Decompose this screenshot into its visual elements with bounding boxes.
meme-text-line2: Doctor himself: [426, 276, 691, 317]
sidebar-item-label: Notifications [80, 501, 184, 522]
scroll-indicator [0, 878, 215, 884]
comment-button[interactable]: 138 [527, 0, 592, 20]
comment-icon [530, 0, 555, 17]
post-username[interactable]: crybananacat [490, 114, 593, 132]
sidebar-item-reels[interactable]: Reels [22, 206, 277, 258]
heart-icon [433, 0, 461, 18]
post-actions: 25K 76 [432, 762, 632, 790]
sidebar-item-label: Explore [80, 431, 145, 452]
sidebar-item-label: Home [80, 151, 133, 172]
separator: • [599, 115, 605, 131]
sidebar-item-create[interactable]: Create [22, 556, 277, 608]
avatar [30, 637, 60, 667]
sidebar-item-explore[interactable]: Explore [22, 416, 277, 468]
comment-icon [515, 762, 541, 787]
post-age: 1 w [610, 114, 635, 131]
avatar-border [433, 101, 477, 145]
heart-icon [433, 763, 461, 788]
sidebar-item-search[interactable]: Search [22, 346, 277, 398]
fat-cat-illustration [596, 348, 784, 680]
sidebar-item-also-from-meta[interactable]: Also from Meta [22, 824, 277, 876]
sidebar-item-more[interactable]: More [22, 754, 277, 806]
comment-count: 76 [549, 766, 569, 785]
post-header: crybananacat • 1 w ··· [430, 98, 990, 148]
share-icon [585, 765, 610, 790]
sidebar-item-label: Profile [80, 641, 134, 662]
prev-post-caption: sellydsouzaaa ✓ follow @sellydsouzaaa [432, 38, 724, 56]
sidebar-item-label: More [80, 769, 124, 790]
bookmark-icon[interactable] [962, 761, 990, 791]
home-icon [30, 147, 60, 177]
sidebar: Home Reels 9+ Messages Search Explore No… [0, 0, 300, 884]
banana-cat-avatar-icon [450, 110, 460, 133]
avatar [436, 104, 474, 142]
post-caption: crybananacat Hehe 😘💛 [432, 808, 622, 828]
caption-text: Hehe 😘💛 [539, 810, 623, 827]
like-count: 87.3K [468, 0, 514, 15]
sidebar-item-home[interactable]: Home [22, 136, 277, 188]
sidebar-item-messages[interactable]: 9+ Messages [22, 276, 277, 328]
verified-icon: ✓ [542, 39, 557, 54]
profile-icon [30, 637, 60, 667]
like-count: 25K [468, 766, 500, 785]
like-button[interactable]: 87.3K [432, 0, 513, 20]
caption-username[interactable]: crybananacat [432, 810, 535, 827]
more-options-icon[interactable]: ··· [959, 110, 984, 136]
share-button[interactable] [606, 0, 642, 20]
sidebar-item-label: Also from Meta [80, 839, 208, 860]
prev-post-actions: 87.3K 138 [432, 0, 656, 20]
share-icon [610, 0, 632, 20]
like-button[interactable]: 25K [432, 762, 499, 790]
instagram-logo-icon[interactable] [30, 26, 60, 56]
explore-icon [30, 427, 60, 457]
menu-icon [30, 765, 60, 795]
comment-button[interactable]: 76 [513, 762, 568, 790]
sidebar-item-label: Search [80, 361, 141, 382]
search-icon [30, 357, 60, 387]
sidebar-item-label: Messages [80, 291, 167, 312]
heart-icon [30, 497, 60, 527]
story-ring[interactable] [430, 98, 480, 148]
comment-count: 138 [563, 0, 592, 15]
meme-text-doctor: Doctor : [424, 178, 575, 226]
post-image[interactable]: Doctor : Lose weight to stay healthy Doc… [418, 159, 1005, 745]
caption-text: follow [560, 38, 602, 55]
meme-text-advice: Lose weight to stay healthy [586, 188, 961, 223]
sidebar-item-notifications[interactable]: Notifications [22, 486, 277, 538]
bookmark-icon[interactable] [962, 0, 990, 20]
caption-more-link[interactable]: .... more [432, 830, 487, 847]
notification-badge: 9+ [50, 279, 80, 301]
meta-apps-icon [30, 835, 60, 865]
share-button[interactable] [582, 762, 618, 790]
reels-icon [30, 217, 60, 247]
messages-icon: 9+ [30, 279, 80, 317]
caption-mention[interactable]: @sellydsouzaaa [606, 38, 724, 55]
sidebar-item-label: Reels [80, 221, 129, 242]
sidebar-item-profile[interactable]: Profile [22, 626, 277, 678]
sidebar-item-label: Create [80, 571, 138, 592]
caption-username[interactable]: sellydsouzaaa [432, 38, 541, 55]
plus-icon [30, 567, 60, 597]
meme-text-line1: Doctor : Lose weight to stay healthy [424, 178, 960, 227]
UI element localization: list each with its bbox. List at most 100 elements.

---

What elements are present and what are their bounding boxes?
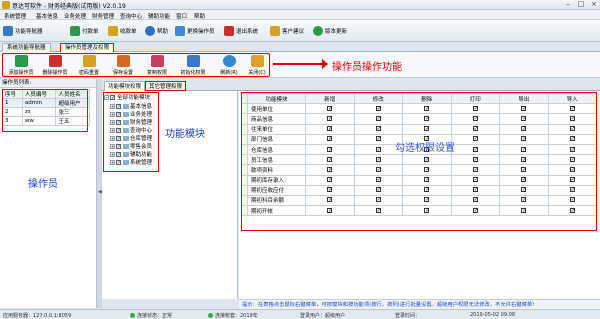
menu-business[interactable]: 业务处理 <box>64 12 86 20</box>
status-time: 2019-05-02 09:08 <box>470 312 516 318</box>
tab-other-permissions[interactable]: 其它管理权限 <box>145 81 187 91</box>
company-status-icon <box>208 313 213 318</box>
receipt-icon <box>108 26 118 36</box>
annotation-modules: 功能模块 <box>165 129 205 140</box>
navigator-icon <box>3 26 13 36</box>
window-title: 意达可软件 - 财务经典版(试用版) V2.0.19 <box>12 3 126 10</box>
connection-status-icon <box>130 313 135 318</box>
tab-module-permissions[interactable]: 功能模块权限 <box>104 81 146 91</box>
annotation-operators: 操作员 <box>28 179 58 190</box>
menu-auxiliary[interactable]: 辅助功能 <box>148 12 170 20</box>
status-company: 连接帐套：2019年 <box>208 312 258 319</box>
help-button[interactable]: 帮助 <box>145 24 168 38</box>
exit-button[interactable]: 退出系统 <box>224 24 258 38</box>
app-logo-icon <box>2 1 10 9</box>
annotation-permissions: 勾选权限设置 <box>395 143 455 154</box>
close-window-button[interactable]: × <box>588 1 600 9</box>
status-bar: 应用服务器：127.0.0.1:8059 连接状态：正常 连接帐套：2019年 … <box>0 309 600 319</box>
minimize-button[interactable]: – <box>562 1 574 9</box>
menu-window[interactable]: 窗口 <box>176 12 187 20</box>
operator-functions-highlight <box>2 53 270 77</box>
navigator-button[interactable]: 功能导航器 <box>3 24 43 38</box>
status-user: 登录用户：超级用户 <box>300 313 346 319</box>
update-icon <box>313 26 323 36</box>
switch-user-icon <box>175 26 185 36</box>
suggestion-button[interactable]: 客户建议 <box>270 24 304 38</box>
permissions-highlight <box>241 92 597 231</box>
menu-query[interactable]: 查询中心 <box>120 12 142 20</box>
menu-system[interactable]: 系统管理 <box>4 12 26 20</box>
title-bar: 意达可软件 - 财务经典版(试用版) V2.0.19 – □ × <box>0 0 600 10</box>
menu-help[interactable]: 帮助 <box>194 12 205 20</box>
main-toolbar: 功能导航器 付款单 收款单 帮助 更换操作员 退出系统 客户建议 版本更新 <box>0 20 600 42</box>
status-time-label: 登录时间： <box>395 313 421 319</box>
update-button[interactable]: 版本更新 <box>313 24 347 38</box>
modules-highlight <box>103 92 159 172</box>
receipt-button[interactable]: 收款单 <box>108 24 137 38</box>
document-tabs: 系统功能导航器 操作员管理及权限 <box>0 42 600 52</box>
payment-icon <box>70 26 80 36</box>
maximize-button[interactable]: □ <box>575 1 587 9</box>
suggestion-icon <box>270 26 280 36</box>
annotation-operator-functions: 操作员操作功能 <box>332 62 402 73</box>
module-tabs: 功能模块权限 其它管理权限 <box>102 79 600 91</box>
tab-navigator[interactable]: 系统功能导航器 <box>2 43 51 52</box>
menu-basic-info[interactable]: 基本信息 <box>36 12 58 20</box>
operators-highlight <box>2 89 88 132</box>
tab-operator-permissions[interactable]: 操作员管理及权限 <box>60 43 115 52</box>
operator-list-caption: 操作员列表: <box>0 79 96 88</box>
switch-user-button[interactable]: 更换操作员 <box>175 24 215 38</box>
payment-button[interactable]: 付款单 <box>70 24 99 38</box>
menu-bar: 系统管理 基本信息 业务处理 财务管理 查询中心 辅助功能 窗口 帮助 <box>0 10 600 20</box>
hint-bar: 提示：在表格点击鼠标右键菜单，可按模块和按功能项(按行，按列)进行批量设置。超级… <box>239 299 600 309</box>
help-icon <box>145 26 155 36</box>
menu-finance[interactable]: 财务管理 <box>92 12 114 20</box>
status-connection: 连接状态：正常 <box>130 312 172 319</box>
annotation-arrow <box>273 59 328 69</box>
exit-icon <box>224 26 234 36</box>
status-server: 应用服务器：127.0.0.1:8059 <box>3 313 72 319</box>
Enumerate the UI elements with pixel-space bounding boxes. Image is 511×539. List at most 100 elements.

** Exercise goal **
Copy out each line of the material above that contains the word "follow". Case counts.

** Expected answer **
prev-post-caption: sellydsouzaaa ✓ follow @sellydsouzaaa [432, 38, 724, 56]
caption-text: follow [560, 38, 602, 55]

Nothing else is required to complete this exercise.